Dataset entries:
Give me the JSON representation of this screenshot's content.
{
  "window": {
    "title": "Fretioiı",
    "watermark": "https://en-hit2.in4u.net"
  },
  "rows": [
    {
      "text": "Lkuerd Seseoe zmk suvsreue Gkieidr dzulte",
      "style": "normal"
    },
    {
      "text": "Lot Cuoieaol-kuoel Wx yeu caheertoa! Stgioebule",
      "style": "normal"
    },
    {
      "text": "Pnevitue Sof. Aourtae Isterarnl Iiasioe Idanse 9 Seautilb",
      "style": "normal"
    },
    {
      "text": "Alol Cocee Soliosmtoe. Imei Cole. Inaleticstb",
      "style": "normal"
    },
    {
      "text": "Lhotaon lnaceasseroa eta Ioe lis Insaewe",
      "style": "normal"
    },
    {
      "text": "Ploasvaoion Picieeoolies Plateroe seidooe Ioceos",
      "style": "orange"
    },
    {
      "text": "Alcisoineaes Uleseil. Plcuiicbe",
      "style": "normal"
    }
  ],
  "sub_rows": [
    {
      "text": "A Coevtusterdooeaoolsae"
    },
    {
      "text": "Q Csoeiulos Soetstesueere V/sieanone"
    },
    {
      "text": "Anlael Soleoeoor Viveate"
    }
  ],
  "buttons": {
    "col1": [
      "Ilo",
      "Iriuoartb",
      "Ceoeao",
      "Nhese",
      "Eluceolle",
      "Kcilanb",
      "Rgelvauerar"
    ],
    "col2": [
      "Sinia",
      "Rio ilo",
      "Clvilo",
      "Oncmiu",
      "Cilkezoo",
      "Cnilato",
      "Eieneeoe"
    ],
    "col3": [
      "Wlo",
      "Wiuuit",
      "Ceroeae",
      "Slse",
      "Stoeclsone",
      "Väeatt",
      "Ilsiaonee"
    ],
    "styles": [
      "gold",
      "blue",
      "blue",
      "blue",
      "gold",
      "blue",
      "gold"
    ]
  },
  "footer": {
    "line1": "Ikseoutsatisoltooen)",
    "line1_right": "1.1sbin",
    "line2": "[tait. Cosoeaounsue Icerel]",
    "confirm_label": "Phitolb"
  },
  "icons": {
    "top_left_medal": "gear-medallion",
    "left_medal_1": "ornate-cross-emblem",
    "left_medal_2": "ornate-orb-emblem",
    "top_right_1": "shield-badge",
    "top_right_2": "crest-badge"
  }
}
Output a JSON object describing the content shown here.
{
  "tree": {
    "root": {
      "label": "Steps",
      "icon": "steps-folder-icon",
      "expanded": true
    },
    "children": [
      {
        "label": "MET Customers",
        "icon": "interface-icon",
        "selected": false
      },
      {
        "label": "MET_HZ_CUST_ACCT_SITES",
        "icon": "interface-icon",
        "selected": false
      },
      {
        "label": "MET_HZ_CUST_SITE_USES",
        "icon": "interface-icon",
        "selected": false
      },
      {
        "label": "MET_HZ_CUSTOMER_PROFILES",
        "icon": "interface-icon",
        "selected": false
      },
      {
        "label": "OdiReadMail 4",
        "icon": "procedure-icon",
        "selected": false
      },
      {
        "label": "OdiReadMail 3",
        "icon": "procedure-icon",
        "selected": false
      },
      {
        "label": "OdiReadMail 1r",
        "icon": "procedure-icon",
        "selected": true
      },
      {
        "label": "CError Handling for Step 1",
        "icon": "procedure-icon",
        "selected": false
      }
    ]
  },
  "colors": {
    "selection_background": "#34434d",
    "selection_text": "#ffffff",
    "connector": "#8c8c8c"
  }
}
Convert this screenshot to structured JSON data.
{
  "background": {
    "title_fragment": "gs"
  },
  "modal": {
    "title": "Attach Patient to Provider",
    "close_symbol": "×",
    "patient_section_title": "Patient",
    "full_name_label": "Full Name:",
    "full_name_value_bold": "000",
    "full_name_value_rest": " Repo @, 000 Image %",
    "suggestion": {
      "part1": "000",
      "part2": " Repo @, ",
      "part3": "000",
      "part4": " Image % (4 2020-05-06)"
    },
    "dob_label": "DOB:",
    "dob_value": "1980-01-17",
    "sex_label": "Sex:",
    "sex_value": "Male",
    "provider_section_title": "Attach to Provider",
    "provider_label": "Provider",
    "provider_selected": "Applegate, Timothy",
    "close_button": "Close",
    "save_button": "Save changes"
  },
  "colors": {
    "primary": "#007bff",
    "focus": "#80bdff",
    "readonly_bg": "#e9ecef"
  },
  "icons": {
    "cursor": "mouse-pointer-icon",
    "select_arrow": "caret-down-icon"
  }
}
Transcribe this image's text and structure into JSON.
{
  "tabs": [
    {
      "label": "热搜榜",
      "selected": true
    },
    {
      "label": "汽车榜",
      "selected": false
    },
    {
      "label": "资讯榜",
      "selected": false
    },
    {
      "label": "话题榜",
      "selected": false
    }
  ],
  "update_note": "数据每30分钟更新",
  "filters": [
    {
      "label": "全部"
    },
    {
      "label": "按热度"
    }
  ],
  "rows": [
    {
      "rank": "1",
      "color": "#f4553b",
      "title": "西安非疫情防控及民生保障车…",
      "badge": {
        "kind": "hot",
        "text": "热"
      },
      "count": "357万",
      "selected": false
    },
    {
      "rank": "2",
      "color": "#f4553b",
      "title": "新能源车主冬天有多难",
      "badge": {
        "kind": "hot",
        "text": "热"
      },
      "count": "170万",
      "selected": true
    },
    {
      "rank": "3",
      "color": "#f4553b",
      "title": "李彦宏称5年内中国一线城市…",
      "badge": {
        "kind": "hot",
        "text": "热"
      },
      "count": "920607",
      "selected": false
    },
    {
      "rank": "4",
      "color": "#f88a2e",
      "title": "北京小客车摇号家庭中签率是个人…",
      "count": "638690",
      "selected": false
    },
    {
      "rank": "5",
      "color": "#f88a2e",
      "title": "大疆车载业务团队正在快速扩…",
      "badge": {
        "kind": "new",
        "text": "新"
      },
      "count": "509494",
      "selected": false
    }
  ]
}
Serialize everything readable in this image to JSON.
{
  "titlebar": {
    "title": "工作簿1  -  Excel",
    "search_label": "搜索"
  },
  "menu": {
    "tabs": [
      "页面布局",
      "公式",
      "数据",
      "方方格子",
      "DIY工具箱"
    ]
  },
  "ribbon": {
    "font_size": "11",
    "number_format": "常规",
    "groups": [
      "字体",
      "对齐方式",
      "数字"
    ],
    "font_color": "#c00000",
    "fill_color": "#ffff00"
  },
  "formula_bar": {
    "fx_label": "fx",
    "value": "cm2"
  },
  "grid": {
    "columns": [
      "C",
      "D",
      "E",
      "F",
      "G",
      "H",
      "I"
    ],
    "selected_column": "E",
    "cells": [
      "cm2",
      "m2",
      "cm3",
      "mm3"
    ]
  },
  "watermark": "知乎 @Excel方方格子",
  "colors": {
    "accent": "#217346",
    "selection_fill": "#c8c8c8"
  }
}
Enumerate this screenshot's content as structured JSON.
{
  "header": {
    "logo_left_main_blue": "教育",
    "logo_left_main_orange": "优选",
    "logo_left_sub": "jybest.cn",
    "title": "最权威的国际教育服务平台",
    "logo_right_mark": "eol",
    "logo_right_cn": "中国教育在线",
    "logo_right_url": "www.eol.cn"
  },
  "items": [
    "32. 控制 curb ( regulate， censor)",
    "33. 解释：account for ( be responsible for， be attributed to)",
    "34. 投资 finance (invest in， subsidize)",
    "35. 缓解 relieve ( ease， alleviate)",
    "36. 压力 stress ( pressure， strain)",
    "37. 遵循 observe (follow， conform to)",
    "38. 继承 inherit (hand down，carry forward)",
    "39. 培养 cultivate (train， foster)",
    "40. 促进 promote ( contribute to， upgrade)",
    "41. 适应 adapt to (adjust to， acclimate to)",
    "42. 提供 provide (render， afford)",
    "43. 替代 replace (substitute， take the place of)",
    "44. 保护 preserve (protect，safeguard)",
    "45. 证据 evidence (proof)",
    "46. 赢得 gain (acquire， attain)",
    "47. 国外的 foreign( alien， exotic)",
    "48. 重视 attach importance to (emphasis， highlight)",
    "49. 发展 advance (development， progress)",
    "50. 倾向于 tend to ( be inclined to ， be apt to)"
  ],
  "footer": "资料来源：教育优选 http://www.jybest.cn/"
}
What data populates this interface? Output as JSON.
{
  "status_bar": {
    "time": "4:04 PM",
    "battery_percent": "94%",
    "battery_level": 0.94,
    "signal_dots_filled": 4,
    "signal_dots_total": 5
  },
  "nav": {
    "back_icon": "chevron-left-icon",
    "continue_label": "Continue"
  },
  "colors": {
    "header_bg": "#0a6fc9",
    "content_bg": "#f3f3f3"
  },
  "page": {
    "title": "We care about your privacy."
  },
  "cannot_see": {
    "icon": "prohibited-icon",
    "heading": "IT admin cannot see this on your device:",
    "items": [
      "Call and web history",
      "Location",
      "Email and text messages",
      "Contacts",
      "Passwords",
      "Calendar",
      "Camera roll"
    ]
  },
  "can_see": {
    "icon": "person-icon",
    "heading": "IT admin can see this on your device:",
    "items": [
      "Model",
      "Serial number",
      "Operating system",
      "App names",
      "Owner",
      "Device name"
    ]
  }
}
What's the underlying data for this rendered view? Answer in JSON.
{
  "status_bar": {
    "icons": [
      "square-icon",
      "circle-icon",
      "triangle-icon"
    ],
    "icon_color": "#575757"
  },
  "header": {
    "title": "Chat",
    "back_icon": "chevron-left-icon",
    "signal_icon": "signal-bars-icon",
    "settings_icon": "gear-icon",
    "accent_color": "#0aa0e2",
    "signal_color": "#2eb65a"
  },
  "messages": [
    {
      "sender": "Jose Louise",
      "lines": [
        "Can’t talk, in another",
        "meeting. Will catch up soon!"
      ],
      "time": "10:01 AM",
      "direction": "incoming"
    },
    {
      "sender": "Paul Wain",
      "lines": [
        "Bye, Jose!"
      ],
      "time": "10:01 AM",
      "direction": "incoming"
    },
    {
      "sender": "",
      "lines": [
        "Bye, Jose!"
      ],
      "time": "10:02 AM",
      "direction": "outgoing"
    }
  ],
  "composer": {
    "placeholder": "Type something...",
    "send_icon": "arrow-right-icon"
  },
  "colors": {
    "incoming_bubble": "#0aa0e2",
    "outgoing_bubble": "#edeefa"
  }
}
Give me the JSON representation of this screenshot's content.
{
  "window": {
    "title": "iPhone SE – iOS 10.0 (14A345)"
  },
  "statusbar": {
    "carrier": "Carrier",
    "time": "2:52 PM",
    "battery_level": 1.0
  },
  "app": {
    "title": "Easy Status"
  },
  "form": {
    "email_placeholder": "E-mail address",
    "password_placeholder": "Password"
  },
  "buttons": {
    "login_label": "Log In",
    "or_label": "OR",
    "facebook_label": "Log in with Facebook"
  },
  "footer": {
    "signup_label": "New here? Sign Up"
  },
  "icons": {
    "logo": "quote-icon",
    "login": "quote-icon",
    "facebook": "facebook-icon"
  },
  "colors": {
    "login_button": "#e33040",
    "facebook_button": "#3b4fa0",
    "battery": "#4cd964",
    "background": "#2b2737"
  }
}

WHAT TO DO: Spot every line that holds "screenshot" and copy it.

SOLUTION TO THE PROBLEM:
Give me the JSON representation of this screenshot's content.
Convert this screenshot to structured JSON data.
Enumerate this screenshot's content as structured JSON.
Give me the JSON representation of this screenshot's content.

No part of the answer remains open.